**WRITTEN TASK:** Exact repetition is required: output every record in full.

**DATA RECORDS:**
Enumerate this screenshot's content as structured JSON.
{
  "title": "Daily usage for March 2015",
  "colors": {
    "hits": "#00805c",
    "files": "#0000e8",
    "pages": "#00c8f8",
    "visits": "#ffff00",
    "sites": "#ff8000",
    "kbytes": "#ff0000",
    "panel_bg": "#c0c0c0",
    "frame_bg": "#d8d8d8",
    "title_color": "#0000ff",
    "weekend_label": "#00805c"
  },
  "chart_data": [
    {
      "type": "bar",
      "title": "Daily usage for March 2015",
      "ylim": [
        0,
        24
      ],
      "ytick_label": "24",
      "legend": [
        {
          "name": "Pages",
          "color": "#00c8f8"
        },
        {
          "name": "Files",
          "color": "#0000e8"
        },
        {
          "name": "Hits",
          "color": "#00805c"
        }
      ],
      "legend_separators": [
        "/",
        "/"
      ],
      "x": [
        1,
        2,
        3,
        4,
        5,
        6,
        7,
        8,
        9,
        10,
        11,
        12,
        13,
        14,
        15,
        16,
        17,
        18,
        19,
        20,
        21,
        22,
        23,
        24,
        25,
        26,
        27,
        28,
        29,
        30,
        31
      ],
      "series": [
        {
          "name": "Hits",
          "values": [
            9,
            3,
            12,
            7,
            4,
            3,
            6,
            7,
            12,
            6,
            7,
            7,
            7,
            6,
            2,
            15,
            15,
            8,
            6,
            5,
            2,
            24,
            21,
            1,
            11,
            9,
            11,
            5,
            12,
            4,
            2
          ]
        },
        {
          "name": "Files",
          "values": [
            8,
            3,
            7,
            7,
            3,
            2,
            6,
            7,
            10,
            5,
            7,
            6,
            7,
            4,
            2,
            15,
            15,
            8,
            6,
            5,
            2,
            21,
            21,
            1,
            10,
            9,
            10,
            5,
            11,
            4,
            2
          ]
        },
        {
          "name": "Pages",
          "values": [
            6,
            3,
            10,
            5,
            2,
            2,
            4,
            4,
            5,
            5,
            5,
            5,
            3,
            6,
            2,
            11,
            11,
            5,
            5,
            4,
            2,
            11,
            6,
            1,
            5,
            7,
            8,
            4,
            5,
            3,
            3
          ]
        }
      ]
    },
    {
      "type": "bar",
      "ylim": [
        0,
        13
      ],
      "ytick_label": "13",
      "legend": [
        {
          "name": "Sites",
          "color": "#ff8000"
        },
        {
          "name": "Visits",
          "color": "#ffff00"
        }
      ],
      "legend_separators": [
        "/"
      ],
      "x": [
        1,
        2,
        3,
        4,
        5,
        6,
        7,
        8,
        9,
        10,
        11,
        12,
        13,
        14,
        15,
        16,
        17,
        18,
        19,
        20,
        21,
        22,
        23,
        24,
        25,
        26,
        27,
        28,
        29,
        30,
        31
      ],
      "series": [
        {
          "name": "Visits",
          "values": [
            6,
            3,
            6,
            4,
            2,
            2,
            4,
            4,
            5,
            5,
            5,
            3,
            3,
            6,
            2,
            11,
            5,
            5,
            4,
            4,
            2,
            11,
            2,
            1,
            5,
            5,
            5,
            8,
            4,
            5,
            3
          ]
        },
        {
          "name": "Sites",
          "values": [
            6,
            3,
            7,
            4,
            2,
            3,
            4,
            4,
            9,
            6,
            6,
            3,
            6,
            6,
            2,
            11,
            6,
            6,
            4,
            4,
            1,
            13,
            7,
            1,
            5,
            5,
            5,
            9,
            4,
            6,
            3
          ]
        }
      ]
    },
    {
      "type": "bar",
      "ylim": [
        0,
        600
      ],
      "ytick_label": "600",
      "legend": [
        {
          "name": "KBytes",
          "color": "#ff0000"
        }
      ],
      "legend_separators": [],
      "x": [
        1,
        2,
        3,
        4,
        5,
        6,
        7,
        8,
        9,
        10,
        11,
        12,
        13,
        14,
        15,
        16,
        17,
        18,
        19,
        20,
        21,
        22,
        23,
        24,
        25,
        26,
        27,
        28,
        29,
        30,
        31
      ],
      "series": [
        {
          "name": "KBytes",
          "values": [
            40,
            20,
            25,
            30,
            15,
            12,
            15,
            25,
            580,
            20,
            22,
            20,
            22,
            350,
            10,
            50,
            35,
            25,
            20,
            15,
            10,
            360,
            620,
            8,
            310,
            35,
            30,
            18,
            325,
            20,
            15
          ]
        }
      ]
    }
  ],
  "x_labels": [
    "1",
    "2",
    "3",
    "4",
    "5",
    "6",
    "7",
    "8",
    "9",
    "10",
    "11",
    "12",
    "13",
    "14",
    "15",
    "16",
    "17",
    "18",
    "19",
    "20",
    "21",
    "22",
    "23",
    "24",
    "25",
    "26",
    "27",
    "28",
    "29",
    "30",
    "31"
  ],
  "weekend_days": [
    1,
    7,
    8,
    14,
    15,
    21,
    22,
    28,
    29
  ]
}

**FINISHED TASK:**
Enumerate this screenshot's content as structured JSON.
{
  "title": "Daily usage for March 2015",
  "colors": {
    "hits": "#00805c",
    "files": "#0000e8",
    "pages": "#00c8f8",
    "visits": "#ffff00",
    "sites": "#ff8000",
    "kbytes": "#ff0000",
    "panel_bg": "#c0c0c0",
    "frame_bg": "#d8d8d8",
    "title_color": "#0000ff",
    "weekend_label": "#00805c"
  },
  "chart_data": [
    {
      "type": "bar",
      "title": "Daily usage for March 2015",
      "ylim": [
        0,
        24
      ],
      "ytick_label": "24",
      "legend": [
        {
          "name": "Pages",
          "color": "#00c8f8"
        },
        {
          "name": "Files",
          "color": "#0000e8"
        },
        {
          "name": "Hits",
          "color": "#00805c"
        }
      ],
      "legend_separators": [
        "/",
        "/"
      ],
      "x": [
        1,
        2,
        3,
        4,
        5,
        6,
        7,
        8,
        9,
        10,
        11,
        12,
        13,
        14,
        15,
        16,
        17,
        18,
        19,
        20,
        21,
        22,
        23,
        24,
        25,
        26,
        27,
        28,
        29,
        30,
        31
      ],
      "series": [
        {
          "name": "Hits",
          "values": [
            9,
            3,
            12,
            7,
            4,
            3,
            6,
            7,
            12,
            6,
            7,
            7,
            7,
            6,
            2,
            15,
            15,
            8,
            6,
            5,
            2,
            24,
            21,
            1,
            11,
            9,
            11,
            5,
            12,
            4,
            2
          ]
        },
        {
          "name": "Files",
          "values": [
            8,
            3,
            7,
            7,
            3,
            2,
            6,
            7,
            10,
            5,
            7,
            6,
            7,
            4,
            2,
            15,
            15,
            8,
            6,
            5,
            2,
            21,
            21,
            1,
            10,
            9,
            10,
            5,
            11,
            4,
            2
          ]
        },
        {
          "name": "Pages",
          "values": [
            6,
            3,
            10,
            5,
            2,
            2,
            4,
            4,
            5,
            5,
            5,
            5,
            3,
            6,
            2,
            11,
            11,
            5,
            5,
            4,
            2,
            11,
            6,
            1,
            5,
            7,
            8,
            4,
            5,
            3,
            3
          ]
        }
      ]
    },
    {
      "type": "bar",
      "ylim": [
        0,
        13
      ],
      "ytick_label": "13",
      "legend": [
        {
          "name": "Sites",
          "color": "#ff8000"
        },
        {
          "name": "Visits",
          "color": "#ffff00"
        }
      ],
      "legend_separators": [
        "/"
      ],
      "x": [
        1,
        2,
        3,
        4,
        5,
        6,
        7,
        8,
        9,
        10,
        11,
        12,
        13,
        14,
        15,
        16,
        17,
        18,
        19,
        20,
        21,
        22,
        23,
        24,
        25,
        26,
        27,
        28,
        29,
        30,
        31
      ],
      "series": [
        {
          "name": "Visits",
          "values": [
            6,
            3,
            6,
            4,
            2,
            2,
            4,
            4,
            5,
            5,
            5,
            3,
            3,
            6,
            2,
            11,
            5,
            5,
            4,
            4,
            2,
            11,
            2,
            1,
            5,
            5,
            5,
            8,
            4,
            5,
            3
          ]
        },
        {
          "name": "Sites",
          "values": [
            6,
            3,
            7,
            4,
            2,
            3,
            4,
            4,
            9,
            6,
            6,
            3,
            6,
            6,
            2,
            11,
            6,
            6,
            4,
            4,
            1,
            13,
            7,
            1,
            5,
            5,
            5,
            9,
            4,
            6,
            3
          ]
        }
      ]
    },
    {
      "type": "bar",
      "ylim": [
        0,
        600
      ],
      "ytick_label": "600",
      "legend": [
        {
          "name": "KBytes",
          "color": "#ff0000"
        }
      ],
      "legend_separators": [],
      "x": [
        1,
        2,
        3,
        4,
        5,
        6,
        7,
        8,
        9,
        10,
        11,
        12,
        13,
        14,
        15,
        16,
        17,
        18,
        19,
        20,
        21,
        22,
        23,
        24,
        25,
        26,
        27,
        28,
        29,
        30,
        31
      ],
      "series": [
        {
          "name": "KBytes",
          "values": [
            40,
            20,
            25,
            30,
            15,
            12,
            15,
            25,
            580,
            20,
            22,
            20,
            22,
            350,
            10,
            50,
            35,
            25,
            20,
            15,
            10,
            360,
            620,
            8,
            310,
            35,
            30,
            18,
            325,
            20,
            15
          ]
        }
      ]
    }
  ],
  "x_labels": [
    "1",
    "2",
    "3",
    "4",
    "5",
    "6",
    "7",
    "8",
    "9",
    "10",
    "11",
    "12",
    "13",
    "14",
    "15",
    "16",
    "17",
    "18",
    "19",
    "20",
    "21",
    "22",
    "23",
    "24",
    "25",
    "26",
    "27",
    "28",
    "29",
    "30",
    "31"
  ],
  "weekend_days": [
    1,
    7,
    8,
    14,
    15,
    21,
    22,
    28,
    29
  ]
}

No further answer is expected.